── Excerpted records ──
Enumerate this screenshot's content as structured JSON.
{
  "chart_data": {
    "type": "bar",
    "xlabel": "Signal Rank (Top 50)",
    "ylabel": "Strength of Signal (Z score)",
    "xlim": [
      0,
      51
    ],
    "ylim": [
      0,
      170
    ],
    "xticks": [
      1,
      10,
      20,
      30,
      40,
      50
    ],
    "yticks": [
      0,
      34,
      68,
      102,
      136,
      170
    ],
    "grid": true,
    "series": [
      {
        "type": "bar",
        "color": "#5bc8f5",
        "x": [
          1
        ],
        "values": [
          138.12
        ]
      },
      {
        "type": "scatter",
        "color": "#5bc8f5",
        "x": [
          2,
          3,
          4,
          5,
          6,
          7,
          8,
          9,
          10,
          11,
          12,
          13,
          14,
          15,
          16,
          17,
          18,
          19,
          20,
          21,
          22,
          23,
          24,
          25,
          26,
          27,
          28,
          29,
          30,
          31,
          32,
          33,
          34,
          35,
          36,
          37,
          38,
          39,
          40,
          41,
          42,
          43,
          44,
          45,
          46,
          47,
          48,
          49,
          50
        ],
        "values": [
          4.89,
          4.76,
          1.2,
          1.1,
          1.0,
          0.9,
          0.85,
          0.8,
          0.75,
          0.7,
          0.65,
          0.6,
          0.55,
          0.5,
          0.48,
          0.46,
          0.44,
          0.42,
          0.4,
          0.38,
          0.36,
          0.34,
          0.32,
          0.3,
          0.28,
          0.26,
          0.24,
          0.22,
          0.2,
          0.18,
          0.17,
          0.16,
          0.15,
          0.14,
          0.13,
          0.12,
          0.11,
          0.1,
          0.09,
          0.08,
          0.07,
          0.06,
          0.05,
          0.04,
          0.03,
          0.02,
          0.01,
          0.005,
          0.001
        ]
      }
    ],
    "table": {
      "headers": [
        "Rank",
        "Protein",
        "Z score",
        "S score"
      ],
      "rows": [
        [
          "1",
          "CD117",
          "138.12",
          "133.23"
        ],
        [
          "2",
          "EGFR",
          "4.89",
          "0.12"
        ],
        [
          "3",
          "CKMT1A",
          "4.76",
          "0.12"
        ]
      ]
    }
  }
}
───
▶ What this task involves
Return each line above exactly as it appears.

▶ Solution
Enumerate this screenshot's content as structured JSON.
{
  "chart_data": {
    "type": "bar",
    "xlabel": "Signal Rank (Top 50)",
    "ylabel": "Strength of Signal (Z score)",
    "xlim": [
      0,
      51
    ],
    "ylim": [
      0,
      170
    ],
    "xticks": [
      1,
      10,
      20,
      30,
      40,
      50
    ],
    "yticks": [
      0,
      34,
      68,
      102,
      136,
      170
    ],
    "grid": true,
    "series": [
      {
        "type": "bar",
        "color": "#5bc8f5",
        "x": [
          1
        ],
        "values": [
          138.12
        ]
      },
      {
        "type": "scatter",
        "color": "#5bc8f5",
        "x": [
          2,
          3,
          4,
          5,
          6,
          7,
          8,
          9,
          10,
          11,
          12,
          13,
          14,
          15,
          16,
          17,
          18,
          19,
          20,
          21,
          22,
          23,
          24,
          25,
          26,
          27,
          28,
          29,
          30,
          31,
          32,
          33,
          34,
          35,
          36,
          37,
          38,
          39,
          40,
          41,
          42,
          43,
          44,
          45,
          46,
          47,
          48,
          49,
          50
        ],
        "values": [
          4.89,
          4.76,
          1.2,
          1.1,
          1.0,
          0.9,
          0.85,
          0.8,
          0.75,
          0.7,
          0.65,
          0.6,
          0.55,
          0.5,
          0.48,
          0.46,
          0.44,
          0.42,
          0.4,
          0.38,
          0.36,
          0.34,
          0.32,
          0.3,
          0.28,
          0.26,
          0.24,
          0.22,
          0.2,
          0.18,
          0.17,
          0.16,
          0.15,
          0.14,
          0.13,
          0.12,
          0.11,
          0.1,
          0.09,
          0.08,
          0.07,
          0.06,
          0.05,
          0.04,
          0.03,
          0.02,
          0.01,
          0.005,
          0.001
        ]
      }
    ],
    "table": {
      "headers": [
        "Rank",
        "Protein",
        "Z score",
        "S score"
      ],
      "rows": [
        [
          "1",
          "CD117",
          "138.12",
          "133.23"
        ],
        [
          "2",
          "EGFR",
          "4.89",
          "0.12"
        ],
        [
          "3",
          "CKMT1A",
          "4.76",
          "0.12"
        ]
      ]
    }
  }
}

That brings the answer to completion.